=== SOURCE EXTRACT ===
※
Public buses are definitely an option, though they do require some planning and have some limitations in terms of their routes and timetables.

Below I’ll go through the different options of getting to Anaga.

On route to the Anaga Rural Park – those peaks in the background

Anaga Rural Park by Bus

The best places to get buses from are Santa Cruz (Tenerife’s capital) and San Cristóbal de La Laguna (Tenerife’s second largest city). You can view bus timetables and prices here.

If you are travelling from southern Tenerife, you may wish to make your visit to one of these cities on the same day as your visit to Anaga in order to break up your journey.

The main drawback with taking a public bus is that you are limited in where in the park you can visit. If you take the bus from Santa Cruz, unless you get a bus to San Cristóbal de La Laguna and then onwards, you can only visit one side of Anaga, and vice versa if you get a bus from San Cristóbal de La Laguna.

Still, it’s worth considering as buses are reasonably frequent, journey times are not too long and bus fares are really reasonable.

Buses from to Anaga Rural park from Santa Cruz

From Santa Cruz, buses to Anaga are fairly regular. You will need to take the Route 946 bus which departs from Santa Cruz’s main bus terminal. It’s roughly a 40 minute bus journey to Taganana, a gorgeous coastal town with beautiful beaches and a handful of delicious eateries and it only costs €1.25. 

It’s worth noting that the Route 946 bus does operate at infrequent intervals. There can be anything from 40 minutes to 3 hours in between buses. The shortest intervals are in the morning.

The bus journey itself yields some pretty impressive views as you drive through the heart of the park in order to reach your destination. Look out for the many beautiful hamlets perched at the edge of the majestic ravines and admire the weathered shapes of the peaks that surround the winding road.

A feel for what the roads are like in the park. The views from here are incredible!

Buses to Anaga Rural Park from San Cristóbal de La Laguna

San Cristóbal de La Laguna is located just below the Anaga Rural Park. Getting the bus from this city is quick and convenient.

There are several bus lines that you can take in order to get to Cruce Carboneras – an area within the park where there are numerous forest hikes – Routes 76, 77 and 275. All buses depart from Intercambiador Laguna, the main bus station in the city.

Although the 275 bus can get to this destination, journey times can take over an hour so I’d recommend you take 76 or 77 instead. Journey times on the 76 or 77 are roughly 25 minutes. You can expect to pay around €1.25 for your bus fare.

The journey will take you through dense cloud forests. There will be gaps in the forests where you can admire stunning panoramic views of the landscape.

There is a bus stop at one of the best viewpoints on the route, Mirador De Jardina, which overlooks San Cristóbal de La Laguna with Mount Teide in the background. There are some hikes near this viewpoint so you may wish to stop here for an hour or so before journeying onwards to Cruce Carboneras. If you plan on making this stop, it’s advisable to do so in the morning where the buses are more frequent. You also have the option of taking either the 274, 275 or the 76 bus to Mirador De Jardina, giving you more flexibility in your journey.
※
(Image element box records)
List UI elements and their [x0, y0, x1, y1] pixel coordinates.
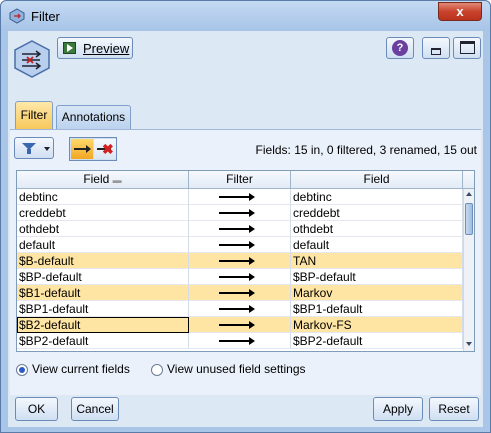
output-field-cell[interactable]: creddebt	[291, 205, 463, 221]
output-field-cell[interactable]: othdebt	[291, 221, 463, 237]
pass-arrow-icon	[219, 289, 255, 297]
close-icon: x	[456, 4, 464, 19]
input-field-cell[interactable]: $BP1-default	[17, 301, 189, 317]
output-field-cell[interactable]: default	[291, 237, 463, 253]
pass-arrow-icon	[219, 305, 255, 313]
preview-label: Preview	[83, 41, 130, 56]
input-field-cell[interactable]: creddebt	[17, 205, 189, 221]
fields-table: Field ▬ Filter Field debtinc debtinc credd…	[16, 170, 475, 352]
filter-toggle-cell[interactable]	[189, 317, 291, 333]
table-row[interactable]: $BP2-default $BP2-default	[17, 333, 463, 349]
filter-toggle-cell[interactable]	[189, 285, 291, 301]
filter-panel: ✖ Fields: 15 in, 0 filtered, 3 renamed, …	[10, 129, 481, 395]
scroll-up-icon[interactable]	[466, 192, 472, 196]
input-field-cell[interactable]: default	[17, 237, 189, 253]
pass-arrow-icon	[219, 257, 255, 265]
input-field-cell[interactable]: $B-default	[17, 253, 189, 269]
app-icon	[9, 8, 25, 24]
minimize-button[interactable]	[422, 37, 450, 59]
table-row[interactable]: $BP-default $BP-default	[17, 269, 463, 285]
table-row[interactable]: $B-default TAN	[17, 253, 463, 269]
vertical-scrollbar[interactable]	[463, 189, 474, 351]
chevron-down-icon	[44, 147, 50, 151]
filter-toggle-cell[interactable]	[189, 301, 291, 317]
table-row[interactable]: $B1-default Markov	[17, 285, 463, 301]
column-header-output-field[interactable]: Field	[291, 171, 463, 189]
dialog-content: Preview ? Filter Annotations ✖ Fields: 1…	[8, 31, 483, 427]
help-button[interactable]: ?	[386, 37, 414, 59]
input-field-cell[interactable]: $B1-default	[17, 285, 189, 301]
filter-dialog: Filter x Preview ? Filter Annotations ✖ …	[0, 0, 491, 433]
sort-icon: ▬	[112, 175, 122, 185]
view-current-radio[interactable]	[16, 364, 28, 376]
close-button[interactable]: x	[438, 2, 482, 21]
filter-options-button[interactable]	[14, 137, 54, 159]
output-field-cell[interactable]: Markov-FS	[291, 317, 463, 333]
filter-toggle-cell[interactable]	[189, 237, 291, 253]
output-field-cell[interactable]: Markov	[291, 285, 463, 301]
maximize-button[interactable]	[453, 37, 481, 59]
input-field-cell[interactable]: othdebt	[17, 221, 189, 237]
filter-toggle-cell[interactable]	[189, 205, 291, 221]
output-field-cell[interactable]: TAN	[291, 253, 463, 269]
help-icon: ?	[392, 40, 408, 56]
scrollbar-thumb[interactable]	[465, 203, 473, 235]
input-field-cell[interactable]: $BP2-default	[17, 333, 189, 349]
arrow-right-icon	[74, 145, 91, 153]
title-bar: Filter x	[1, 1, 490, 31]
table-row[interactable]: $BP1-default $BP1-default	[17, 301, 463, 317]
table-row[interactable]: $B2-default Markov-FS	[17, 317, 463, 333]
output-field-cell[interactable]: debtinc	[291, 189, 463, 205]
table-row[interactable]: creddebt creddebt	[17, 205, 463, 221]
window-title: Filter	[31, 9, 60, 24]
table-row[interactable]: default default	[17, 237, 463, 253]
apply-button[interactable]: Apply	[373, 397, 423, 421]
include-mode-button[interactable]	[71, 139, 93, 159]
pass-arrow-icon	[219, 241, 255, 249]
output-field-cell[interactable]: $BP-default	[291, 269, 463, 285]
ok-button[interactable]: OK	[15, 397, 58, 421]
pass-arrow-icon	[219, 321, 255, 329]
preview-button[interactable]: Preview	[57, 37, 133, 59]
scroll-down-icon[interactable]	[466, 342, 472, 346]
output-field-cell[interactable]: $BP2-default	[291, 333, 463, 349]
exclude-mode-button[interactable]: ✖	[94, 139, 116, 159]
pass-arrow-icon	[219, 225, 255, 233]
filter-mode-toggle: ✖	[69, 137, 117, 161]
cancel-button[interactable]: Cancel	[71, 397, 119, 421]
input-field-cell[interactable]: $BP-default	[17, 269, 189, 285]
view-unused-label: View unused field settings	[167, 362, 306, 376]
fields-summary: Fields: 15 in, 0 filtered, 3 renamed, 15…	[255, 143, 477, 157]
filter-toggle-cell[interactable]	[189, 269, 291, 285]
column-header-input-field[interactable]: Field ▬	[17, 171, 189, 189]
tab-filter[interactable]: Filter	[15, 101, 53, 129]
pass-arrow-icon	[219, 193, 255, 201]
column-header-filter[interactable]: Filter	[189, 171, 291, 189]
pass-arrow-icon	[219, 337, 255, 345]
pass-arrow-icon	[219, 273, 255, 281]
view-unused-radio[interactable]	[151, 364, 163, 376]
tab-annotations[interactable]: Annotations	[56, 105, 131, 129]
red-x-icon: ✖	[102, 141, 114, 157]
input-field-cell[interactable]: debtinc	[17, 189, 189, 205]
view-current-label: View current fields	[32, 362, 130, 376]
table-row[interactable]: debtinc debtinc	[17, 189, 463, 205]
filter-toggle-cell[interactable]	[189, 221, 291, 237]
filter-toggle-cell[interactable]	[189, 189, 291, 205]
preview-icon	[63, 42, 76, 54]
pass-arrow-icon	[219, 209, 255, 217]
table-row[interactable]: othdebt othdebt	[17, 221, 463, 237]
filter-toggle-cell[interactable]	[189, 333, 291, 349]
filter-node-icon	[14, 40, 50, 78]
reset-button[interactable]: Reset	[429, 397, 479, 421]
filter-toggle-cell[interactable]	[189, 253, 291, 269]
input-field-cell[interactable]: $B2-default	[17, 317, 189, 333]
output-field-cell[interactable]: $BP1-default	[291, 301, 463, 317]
※
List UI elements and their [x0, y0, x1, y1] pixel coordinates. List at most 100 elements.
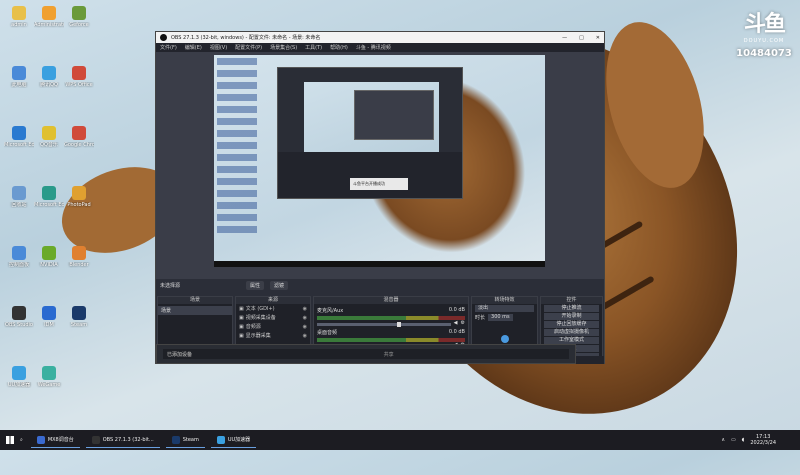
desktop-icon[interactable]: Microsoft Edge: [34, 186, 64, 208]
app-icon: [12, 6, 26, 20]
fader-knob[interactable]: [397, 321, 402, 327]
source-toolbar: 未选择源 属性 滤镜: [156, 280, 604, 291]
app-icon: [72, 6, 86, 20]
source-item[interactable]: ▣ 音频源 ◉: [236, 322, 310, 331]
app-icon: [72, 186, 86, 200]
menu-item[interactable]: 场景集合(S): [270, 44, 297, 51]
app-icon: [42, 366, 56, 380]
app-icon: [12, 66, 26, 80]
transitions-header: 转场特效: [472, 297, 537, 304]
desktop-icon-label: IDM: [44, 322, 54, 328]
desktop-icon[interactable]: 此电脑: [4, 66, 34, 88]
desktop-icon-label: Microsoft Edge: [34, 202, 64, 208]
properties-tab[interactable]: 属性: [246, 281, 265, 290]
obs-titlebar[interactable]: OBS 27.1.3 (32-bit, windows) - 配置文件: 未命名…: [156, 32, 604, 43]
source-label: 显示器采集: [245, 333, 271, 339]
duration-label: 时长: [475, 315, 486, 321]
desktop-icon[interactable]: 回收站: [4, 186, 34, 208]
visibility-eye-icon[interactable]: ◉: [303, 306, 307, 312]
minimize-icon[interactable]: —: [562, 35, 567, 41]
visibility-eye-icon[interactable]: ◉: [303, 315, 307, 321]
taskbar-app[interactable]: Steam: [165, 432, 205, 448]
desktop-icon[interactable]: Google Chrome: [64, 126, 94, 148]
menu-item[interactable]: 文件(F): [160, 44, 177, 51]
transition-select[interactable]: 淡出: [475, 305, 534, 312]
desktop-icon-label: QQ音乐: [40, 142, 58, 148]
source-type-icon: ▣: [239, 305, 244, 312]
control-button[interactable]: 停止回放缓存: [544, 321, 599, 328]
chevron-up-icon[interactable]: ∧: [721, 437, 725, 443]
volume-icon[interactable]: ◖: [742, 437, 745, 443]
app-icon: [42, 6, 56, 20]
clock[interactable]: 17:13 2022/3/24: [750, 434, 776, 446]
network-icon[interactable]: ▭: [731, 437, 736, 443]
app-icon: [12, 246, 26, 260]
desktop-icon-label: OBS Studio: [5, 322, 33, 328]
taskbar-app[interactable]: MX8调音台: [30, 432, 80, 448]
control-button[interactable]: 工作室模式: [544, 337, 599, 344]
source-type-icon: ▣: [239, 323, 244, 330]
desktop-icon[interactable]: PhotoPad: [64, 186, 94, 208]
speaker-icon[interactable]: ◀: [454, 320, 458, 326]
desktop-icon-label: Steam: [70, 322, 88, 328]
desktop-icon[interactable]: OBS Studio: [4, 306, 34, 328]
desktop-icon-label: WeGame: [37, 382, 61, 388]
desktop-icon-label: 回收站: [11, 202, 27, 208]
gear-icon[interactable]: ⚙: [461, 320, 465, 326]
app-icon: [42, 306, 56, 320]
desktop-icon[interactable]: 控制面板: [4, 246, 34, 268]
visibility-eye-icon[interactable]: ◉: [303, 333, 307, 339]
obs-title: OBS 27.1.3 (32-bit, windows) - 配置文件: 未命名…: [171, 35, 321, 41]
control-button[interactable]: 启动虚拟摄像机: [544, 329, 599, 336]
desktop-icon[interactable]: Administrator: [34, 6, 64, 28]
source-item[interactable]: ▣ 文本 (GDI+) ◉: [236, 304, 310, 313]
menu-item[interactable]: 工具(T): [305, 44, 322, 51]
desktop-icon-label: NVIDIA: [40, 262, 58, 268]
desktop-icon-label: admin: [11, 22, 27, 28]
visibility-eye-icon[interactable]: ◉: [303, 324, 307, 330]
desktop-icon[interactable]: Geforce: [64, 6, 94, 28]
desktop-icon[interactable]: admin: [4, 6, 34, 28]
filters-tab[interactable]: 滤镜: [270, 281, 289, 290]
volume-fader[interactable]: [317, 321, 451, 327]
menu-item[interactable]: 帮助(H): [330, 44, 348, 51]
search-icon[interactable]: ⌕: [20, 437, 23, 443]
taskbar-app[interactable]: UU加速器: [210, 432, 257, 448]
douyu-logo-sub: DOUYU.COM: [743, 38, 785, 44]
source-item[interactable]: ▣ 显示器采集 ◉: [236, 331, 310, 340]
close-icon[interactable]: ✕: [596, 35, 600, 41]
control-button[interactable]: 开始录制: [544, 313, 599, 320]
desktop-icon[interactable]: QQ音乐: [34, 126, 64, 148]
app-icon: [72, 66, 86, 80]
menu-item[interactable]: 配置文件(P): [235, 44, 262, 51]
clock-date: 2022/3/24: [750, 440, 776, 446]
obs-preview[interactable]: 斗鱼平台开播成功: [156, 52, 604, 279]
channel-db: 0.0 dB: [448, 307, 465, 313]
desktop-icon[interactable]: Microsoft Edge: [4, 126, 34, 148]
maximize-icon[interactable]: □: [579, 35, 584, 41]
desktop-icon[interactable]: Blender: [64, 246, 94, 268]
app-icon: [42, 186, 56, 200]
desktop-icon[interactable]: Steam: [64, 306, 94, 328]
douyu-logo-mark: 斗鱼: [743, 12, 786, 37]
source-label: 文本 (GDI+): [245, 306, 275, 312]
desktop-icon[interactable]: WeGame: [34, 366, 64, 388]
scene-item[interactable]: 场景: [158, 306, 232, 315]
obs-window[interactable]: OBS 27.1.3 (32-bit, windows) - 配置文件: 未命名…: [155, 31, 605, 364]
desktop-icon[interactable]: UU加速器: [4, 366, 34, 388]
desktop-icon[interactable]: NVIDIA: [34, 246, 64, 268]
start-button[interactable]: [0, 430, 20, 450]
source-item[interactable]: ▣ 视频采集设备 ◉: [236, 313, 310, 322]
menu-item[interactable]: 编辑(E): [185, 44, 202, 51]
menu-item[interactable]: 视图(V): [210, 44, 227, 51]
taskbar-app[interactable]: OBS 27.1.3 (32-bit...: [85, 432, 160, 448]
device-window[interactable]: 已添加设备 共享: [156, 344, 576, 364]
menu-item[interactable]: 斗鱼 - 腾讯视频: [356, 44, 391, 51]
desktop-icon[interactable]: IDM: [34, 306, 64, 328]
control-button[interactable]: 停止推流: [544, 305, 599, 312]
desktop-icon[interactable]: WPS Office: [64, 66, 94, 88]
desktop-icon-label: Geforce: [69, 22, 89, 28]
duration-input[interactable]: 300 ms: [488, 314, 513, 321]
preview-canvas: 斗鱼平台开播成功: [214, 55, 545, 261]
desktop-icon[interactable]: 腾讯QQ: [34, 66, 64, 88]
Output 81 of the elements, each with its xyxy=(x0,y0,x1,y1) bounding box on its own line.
※
=== TO DO ===
1. List every bus route number that appears in the Anaga Rural Park text.
2. Reproduce the passage of the Anaga Rural Park text between "Still, it’s worth" and "in the morning.", inclusive.

=== SOLUTIONS BY TASK ===
1. 946, 76, 77, 275, 274

2.
Still, it’s worth considering as buses are reasonably frequent, journey times are not too long and bus fares are really reasonable.

Buses from to Anaga Rural park from Santa Cruz

From Santa Cruz, buses to Anaga are fairly regular. You will need to take the Route 946 bus which departs from Santa Cruz’s main bus terminal. It’s roughly a 40 minute bus journey to Taganana, a gorgeous coastal town with beautiful beaches and a handful of delicious eateries and it only costs €1.25. 

It’s worth noting that the Route 946 bus does operate at infrequent intervals. There can be anything from 40 minutes to 3 hours in between buses. The shortest intervals are in the morning.